**Aim of the exercise:** Every line below is to be quoted exactly, with nothing added or dropped.

**Dataset items:**
** begin **

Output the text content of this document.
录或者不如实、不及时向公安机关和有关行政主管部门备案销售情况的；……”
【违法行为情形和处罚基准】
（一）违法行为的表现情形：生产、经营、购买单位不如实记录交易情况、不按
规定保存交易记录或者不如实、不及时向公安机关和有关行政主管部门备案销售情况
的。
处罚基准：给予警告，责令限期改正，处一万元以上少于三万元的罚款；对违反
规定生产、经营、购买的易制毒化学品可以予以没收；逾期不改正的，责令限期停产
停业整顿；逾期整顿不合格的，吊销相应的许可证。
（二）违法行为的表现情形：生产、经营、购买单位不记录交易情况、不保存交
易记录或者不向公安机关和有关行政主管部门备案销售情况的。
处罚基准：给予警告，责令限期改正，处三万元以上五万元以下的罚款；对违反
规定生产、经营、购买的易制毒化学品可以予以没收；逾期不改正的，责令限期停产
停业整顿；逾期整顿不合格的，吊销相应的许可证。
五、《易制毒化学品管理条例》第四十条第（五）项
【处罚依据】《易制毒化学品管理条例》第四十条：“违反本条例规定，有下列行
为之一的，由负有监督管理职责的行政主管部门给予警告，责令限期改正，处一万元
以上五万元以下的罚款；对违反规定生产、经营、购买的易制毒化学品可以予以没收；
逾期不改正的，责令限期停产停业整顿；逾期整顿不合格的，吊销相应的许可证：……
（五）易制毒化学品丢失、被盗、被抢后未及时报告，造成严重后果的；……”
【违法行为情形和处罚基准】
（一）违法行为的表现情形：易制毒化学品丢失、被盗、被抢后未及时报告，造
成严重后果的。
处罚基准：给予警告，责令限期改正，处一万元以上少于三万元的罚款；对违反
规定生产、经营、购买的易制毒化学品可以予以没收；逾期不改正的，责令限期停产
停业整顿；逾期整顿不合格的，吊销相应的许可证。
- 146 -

** end **

**Output of the exercise:**
Output the text content of this document.
录或者不如实、不及时向公安机关和有关行政主管部门备案销售情况的；……”
【违法行为情形和处罚基准】
（一）违法行为的表现情形：生产、经营、购买单位不如实记录交易情况、不按
规定保存交易记录或者不如实、不及时向公安机关和有关行政主管部门备案销售情况
的。
处罚基准：给予警告，责令限期改正，处一万元以上少于三万元的罚款；对违反
规定生产、经营、购买的易制毒化学品可以予以没收；逾期不改正的，责令限期停产
停业整顿；逾期整顿不合格的，吊销相应的许可证。
（二）违法行为的表现情形：生产、经营、购买单位不记录交易情况、不保存交
易记录或者不向公安机关和有关行政主管部门备案销售情况的。
处罚基准：给予警告，责令限期改正，处三万元以上五万元以下的罚款；对违反
规定生产、经营、购买的易制毒化学品可以予以没收；逾期不改正的，责令限期停产
停业整顿；逾期整顿不合格的，吊销相应的许可证。
五、《易制毒化学品管理条例》第四十条第（五）项
【处罚依据】《易制毒化学品管理条例》第四十条：“违反本条例规定，有下列行
为之一的，由负有监督管理职责的行政主管部门给予警告，责令限期改正，处一万元
以上五万元以下的罚款；对违反规定生产、经营、购买的易制毒化学品可以予以没收；
逾期不改正的，责令限期停产停业整顿；逾期整顿不合格的，吊销相应的许可证：……
（五）易制毒化学品丢失、被盗、被抢后未及时报告，造成严重后果的；……”
【违法行为情形和处罚基准】
（一）违法行为的表现情形：易制毒化学品丢失、被盗、被抢后未及时报告，造
成严重后果的。
处罚基准：给予警告，责令限期改正，处一万元以上少于三万元的罚款；对违反
规定生产、经营、购买的易制毒化学品可以予以没收；逾期不改正的，责令限期停产
停业整顿；逾期整顿不合格的，吊销相应的许可证。
- 146 -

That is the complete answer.